WHAT IS EXPECTED:
Omit the pictures from the entries below and retype everything else exactly.
#### EXERCISE INPUT ####
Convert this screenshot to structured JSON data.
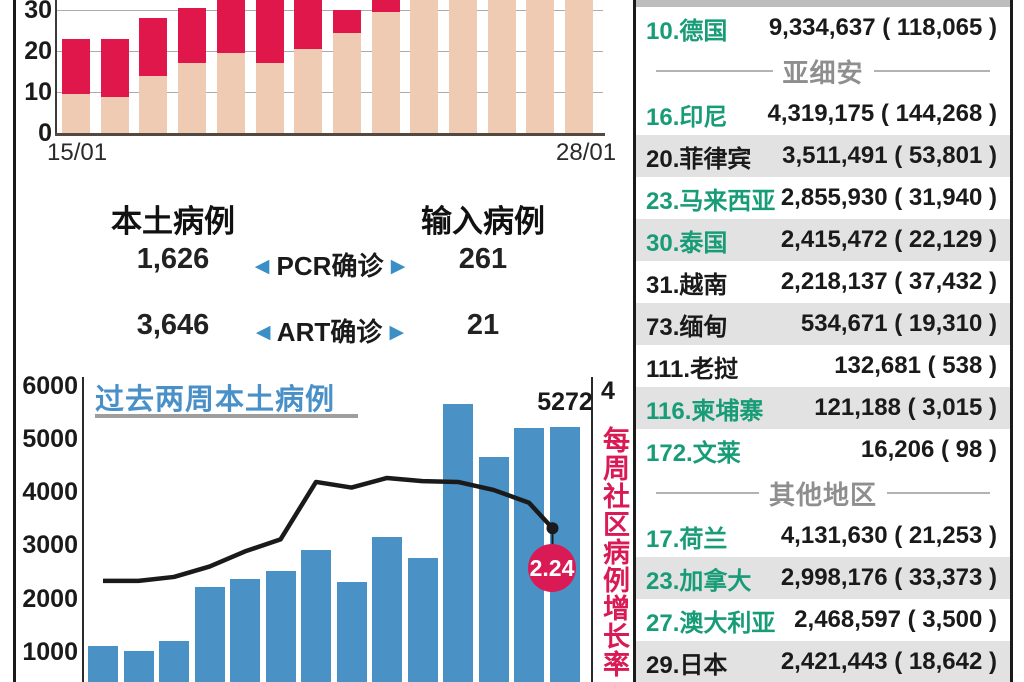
{
  "colors": {
    "daily_pink": "#f0cbb4",
    "daily_red": "#e0174a",
    "weekly_blue": "#4a92c6",
    "crimson": "#d91a55",
    "table_green": "#189c77",
    "shaded_row": "#e2e2e2"
  },
  "summary": {
    "local_title": "本土病例",
    "imported_title": "输入病例",
    "rows": [
      {
        "local": "1,626",
        "left_arrow": "◀",
        "label": "PCR确诊",
        "right_arrow": "▶",
        "imported": "261"
      },
      {
        "local": "3,646",
        "left_arrow": "◀",
        "label": "ART确诊",
        "right_arrow": "▶",
        "imported": "21"
      }
    ]
  },
  "chart_data": [
    {
      "type": "bar",
      "stacked": true,
      "note": "Daily cases stacked bars (top of chart cropped in source image; values above ~32 are cut off, clipped segments stored as 34)",
      "n_bars": 14,
      "x_first_label": "15/01",
      "x_last_label": "28/01",
      "yticks": [
        0,
        10,
        20,
        30
      ],
      "ylim_visible": [
        0,
        32.4
      ],
      "series": [
        {
          "name": "pink-segment",
          "color": "#f0cbb4",
          "top_values": [
            9.5,
            8.8,
            14,
            17,
            19.5,
            17,
            20.5,
            24.5,
            29.5,
            34,
            34,
            34,
            34,
            34
          ]
        },
        {
          "name": "red-segment",
          "color": "#e0174a",
          "top_values": [
            23,
            23,
            28,
            30.5,
            34,
            34,
            34,
            30,
            34,
            34,
            34,
            34,
            34,
            34
          ]
        }
      ]
    },
    {
      "type": "bar+line",
      "title": "过去两周本土病例",
      "n_bars": 14,
      "bar_color": "#4a92c6",
      "bar_values": [
        1150,
        1050,
        1250,
        2250,
        2400,
        2550,
        2950,
        2350,
        3200,
        2800,
        5700,
        4700,
        5250,
        5272
      ],
      "bar_label_last": "5272",
      "left_yticks": [
        1000,
        2000,
        3000,
        4000,
        5000,
        6000
      ],
      "left_ylim": [
        0,
        6000
      ],
      "right_axis_top_tick": "4",
      "right_ylim": [
        0,
        4
      ],
      "right_axis_label": "每周社区病例增长率",
      "line_color": "#1a1a1a",
      "line_values": [
        1.58,
        1.58,
        1.63,
        1.76,
        1.95,
        2.1,
        2.82,
        2.75,
        2.87,
        2.83,
        2.82,
        2.72,
        2.56,
        2.24
      ],
      "line_end_label": "2.24"
    }
  ],
  "ranking": {
    "items": [
      {
        "type": "country",
        "name": "10.德国",
        "value": "9,334,637 ( 118,065 )",
        "green": true,
        "shaded": false
      },
      {
        "type": "section",
        "label": "亚细安"
      },
      {
        "type": "country",
        "name": "16.印尼",
        "value": "4,319,175 ( 144,268 )",
        "green": true,
        "shaded": false
      },
      {
        "type": "country",
        "name": "20.菲律宾",
        "value": "3,511,491 ( 53,801 )",
        "green": false,
        "shaded": true
      },
      {
        "type": "country",
        "name": "23.马来西亚",
        "value": "2,855,930 ( 31,940 )",
        "green": true,
        "shaded": false
      },
      {
        "type": "country",
        "name": "30.泰国",
        "value": "2,415,472 ( 22,129 )",
        "green": true,
        "shaded": true
      },
      {
        "type": "country",
        "name": "31.越南",
        "value": "2,218,137 ( 37,432 )",
        "green": false,
        "shaded": false
      },
      {
        "type": "country",
        "name": "73.缅甸",
        "value": "534,671 ( 19,310 )",
        "green": false,
        "shaded": true
      },
      {
        "type": "country",
        "name": "111.老挝",
        "value": "132,681 ( 538 )",
        "green": false,
        "shaded": false
      },
      {
        "type": "country",
        "name": "116.柬埔寨",
        "value": "121,188 ( 3,015 )",
        "green": true,
        "shaded": true
      },
      {
        "type": "country",
        "name": "172.文莱",
        "value": "16,206 ( 98 )",
        "green": true,
        "shaded": false
      },
      {
        "type": "section",
        "label": "其他地区"
      },
      {
        "type": "country",
        "name": "17.荷兰",
        "value": "4,131,630 ( 21,253 )",
        "green": true,
        "shaded": false
      },
      {
        "type": "country",
        "name": "23.加拿大",
        "value": "2,998,176 ( 33,373 )",
        "green": true,
        "shaded": true
      },
      {
        "type": "country",
        "name": "27.澳大利亚",
        "value": "2,468,597 ( 3,500 )",
        "green": true,
        "shaded": false
      },
      {
        "type": "country",
        "name": "29.日本",
        "value": "2,421,443 ( 18,642 )",
        "green": false,
        "shaded": true
      }
    ]
  }
}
####
RESPONSE FOR THIS EXERCISE:
Convert this screenshot to structured JSON data.
{
  "colors": {
    "daily_pink": "#f0cbb4",
    "daily_red": "#e0174a",
    "weekly_blue": "#4a92c6",
    "crimson": "#d91a55",
    "table_green": "#189c77",
    "shaded_row": "#e2e2e2"
  },
  "summary": {
    "local_title": "本土病例",
    "imported_title": "输入病例",
    "rows": [
      {
        "local": "1,626",
        "left_arrow": "◀",
        "label": "PCR确诊",
        "right_arrow": "▶",
        "imported": "261"
      },
      {
        "local": "3,646",
        "left_arrow": "◀",
        "label": "ART确诊",
        "right_arrow": "▶",
        "imported": "21"
      }
    ]
  },
  "chart_data": [
    {
      "type": "bar",
      "stacked": true,
      "note": "Daily cases stacked bars (top of chart cropped in source image; values above ~32 are cut off, clipped segments stored as 34)",
      "n_bars": 14,
      "x_first_label": "15/01",
      "x_last_label": "28/01",
      "yticks": [
        0,
        10,
        20,
        30
      ],
      "ylim_visible": [
        0,
        32.4
      ],
      "series": [
        {
          "name": "pink-segment",
          "color": "#f0cbb4",
          "top_values": [
            9.5,
            8.8,
            14,
            17,
            19.5,
            17,
            20.5,
            24.5,
            29.5,
            34,
            34,
            34,
            34,
            34
          ]
        },
        {
          "name": "red-segment",
          "color": "#e0174a",
          "top_values": [
            23,
            23,
            28,
            30.5,
            34,
            34,
            34,
            30,
            34,
            34,
            34,
            34,
            34,
            34
          ]
        }
      ]
    },
    {
      "type": "bar+line",
      "title": "过去两周本土病例",
      "n_bars": 14,
      "bar_color": "#4a92c6",
      "bar_values": [
        1150,
        1050,
        1250,
        2250,
        2400,
        2550,
        2950,
        2350,
        3200,
        2800,
        5700,
        4700,
        5250,
        5272
      ],
      "bar_label_last": "5272",
      "left_yticks": [
        1000,
        2000,
        3000,
        4000,
        5000,
        6000
      ],
      "left_ylim": [
        0,
        6000
      ],
      "right_axis_top_tick": "4",
      "right_ylim": [
        0,
        4
      ],
      "right_axis_label": "每周社区病例增长率",
      "line_color": "#1a1a1a",
      "line_values": [
        1.58,
        1.58,
        1.63,
        1.76,
        1.95,
        2.1,
        2.82,
        2.75,
        2.87,
        2.83,
        2.82,
        2.72,
        2.56,
        2.24
      ],
      "line_end_label": "2.24"
    }
  ],
  "ranking": {
    "items": [
      {
        "type": "country",
        "name": "10.德国",
        "value": "9,334,637 ( 118,065 )",
        "green": true,
        "shaded": false
      },
      {
        "type": "section",
        "label": "亚细安"
      },
      {
        "type": "country",
        "name": "16.印尼",
        "value": "4,319,175 ( 144,268 )",
        "green": true,
        "shaded": false
      },
      {
        "type": "country",
        "name": "20.菲律宾",
        "value": "3,511,491 ( 53,801 )",
        "green": false,
        "shaded": true
      },
      {
        "type": "country",
        "name": "23.马来西亚",
        "value": "2,855,930 ( 31,940 )",
        "green": true,
        "shaded": false
      },
      {
        "type": "country",
        "name": "30.泰国",
        "value": "2,415,472 ( 22,129 )",
        "green": true,
        "shaded": true
      },
      {
        "type": "country",
        "name": "31.越南",
        "value": "2,218,137 ( 37,432 )",
        "green": false,
        "shaded": false
      },
      {
        "type": "country",
        "name": "73.缅甸",
        "value": "534,671 ( 19,310 )",
        "green": false,
        "shaded": true
      },
      {
        "type": "country",
        "name": "111.老挝",
        "value": "132,681 ( 538 )",
        "green": false,
        "shaded": false
      },
      {
        "type": "country",
        "name": "116.柬埔寨",
        "value": "121,188 ( 3,015 )",
        "green": true,
        "shaded": true
      },
      {
        "type": "country",
        "name": "172.文莱",
        "value": "16,206 ( 98 )",
        "green": true,
        "shaded": false
      },
      {
        "type": "section",
        "label": "其他地区"
      },
      {
        "type": "country",
        "name": "17.荷兰",
        "value": "4,131,630 ( 21,253 )",
        "green": true,
        "shaded": false
      },
      {
        "type": "country",
        "name": "23.加拿大",
        "value": "2,998,176 ( 33,373 )",
        "green": true,
        "shaded": true
      },
      {
        "type": "country",
        "name": "27.澳大利亚",
        "value": "2,468,597 ( 3,500 )",
        "green": true,
        "shaded": false
      },
      {
        "type": "country",
        "name": "29.日本",
        "value": "2,421,443 ( 18,642 )",
        "green": false,
        "shaded": true
      }
    ]
  }
}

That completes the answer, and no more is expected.